=== DOCUMENT SEGMENT ===
Q&A: Yoav Rimon, Co-Founder and CEO of Chat Leap

Yoav Rimon is Co-Founder and CEO of Chat Leap, a platform used by businesses and marketing professionals to build, deploy, and run bots and messaging solutions for multiple instant messaging apps (Messenger, Viber, Kik etc.). Their focus is on helping businesses to acquire, onboard and retain customers. Digital marketers and CRM managers who use their platform successfully improve their customer acquisition costs, lifetime value, and overall engagement with their users. This is all empowered by their unique technology which contains analytics, optimization algorithms, and integration of CRM and BI services.

This is all empowered by their unique technology which contains analytics, optimization algorithms, and integration of CRM and BI services.

We checked in with him to learn more about his business, his approach to digital marketing, and the state of the industry.

Tell me about your background. How did you get into the performance marketing/digital marketing space?

Even before my academic studies, I knew that I want to work in the internet space. It is a decentralized, messy jungle, and to someone unorganized like myself – it’s the only eco-system I can show any form of success. Early in my career, I worked at two early-stage start-ups, doing affiliate marketing and media buying. I was fascinated by how marketing technologies were set up so efficiently, and then joined Google where I spent 6 years. It was a once in a lifetime opportunity which taught me anything there is to know about digital marketing inside and out.
=== DATA SHOWN ===
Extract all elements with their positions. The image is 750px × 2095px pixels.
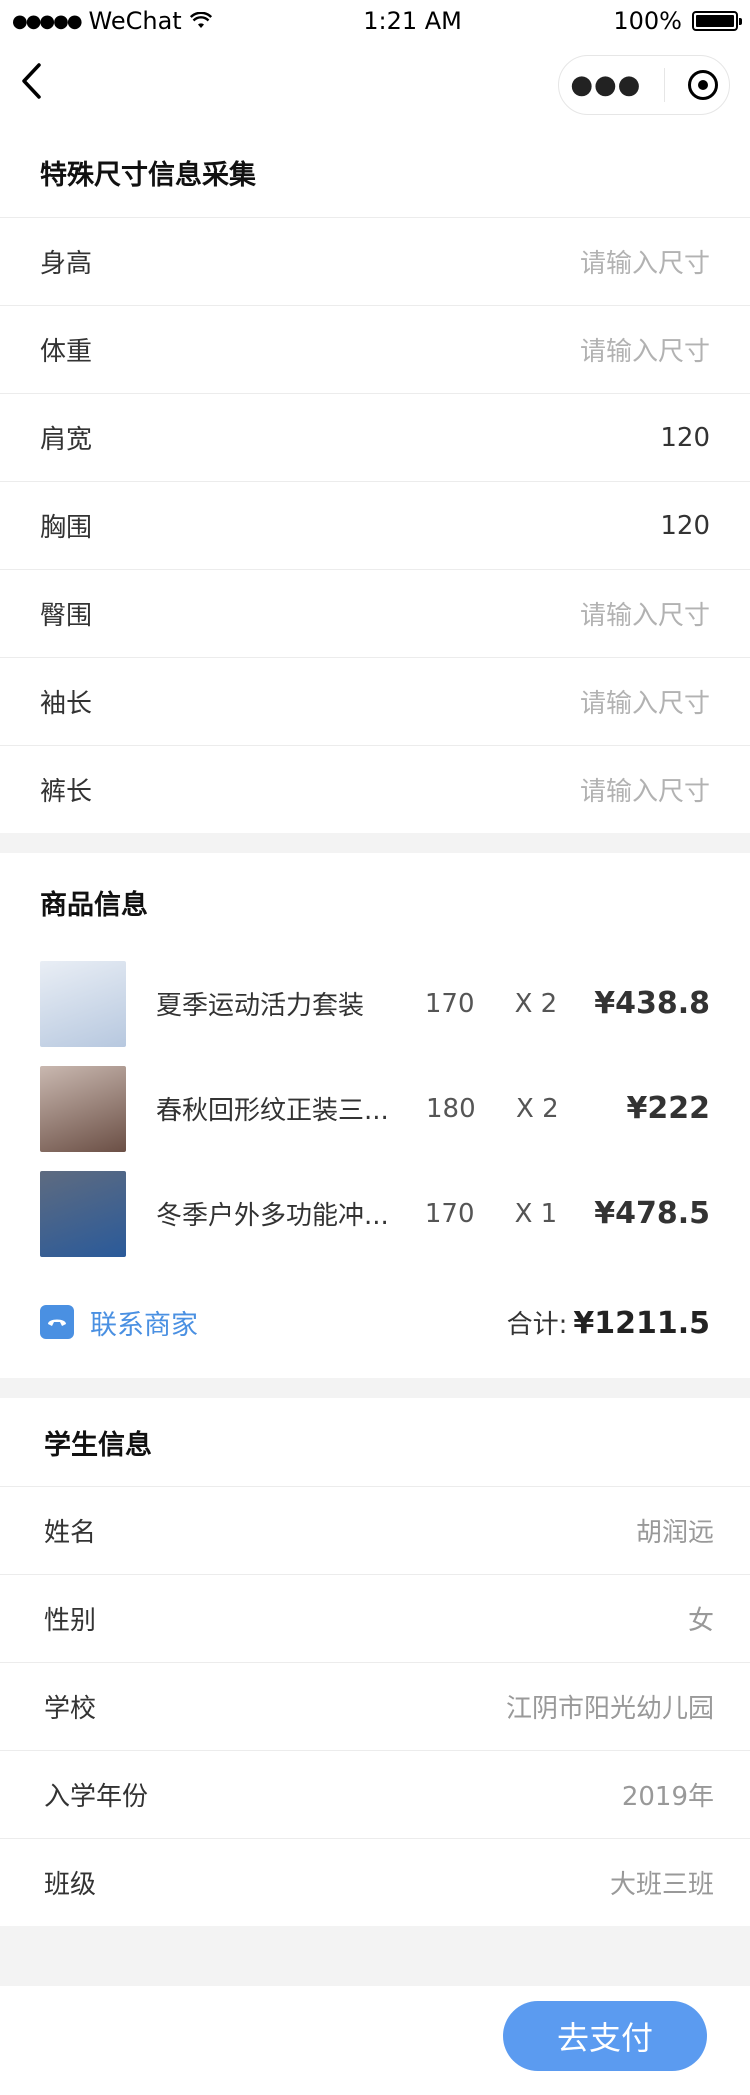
===
EXERCISE SET:
1. Using the Chat Leap interview, decide whether each statement agrees with it: (a) Rimon spent six years at Google, (b) early in his career Rimon worked at three early-stage start-ups, (c) Chat Leap focuses on helping businesses acquire, onboard and retain customers. Answer yes or no for each and quote the words that settle it.
2. Continue the Chat Leap interview from its last sentence.
The data were taken from a different source than the interview.

RESPONSES FOR EACH TASK:
1.
(a) Yes: "then joined Google where I spent 6 years."
(b) No: "I worked at two early-stage start-ups, doing affiliate marketing and media buying."
(c) Yes: "Their focus is on helping businesses to acquire, onboard and retain customers."

2.
I filled several roles all surrounding performance marketing, from display, search and mobile app installs. Most importantly, it provided me with the skills that allowed me to start my own marketing technology company.

What does your day-to-day look like?

As a startup CEO, I can’t think of one day that resembles another. I talk and pitch to customers, hire and manage employees, iterate our product roadmap, run marketing campaigns, partnership deals, and doing all the boring paperwork a CEO has to do at this stage. One repetitive thing I somehow find myself always responsible for is ordering food to everyone.

What are your goals in your job and how do you approach meeting them?

What drives me forward is helping our customers achieve their results. My favorite part of work is seeing or hearing the response of our customers once they start using our product. We are a customer-centric business and we do everything in our power to help them succeed and be responsive to their asks.

What excites you most about the industry? What do think will be the next big thing?

What’s exciting is that the industry always sees changes and innovations every few months, and once every 5-10 years it experiences major paradigm shifts. The next big thing is an easy one for me, but I’m obviously biased – it’s marketing via instant messaging bots. The explanation is fairly simple: Marketers want to be where their customers are. And people spend their time inside messaging apps more than anywhere else. In the past 18 months, all messaging apps (except Whatsapp) have opened their API’s to allow the development of bots that can reach any user, at an automated and endless scale.

I really can’t think of a performance-driven company that will not leverage this channel to market and sell its products using bots on instant messaging.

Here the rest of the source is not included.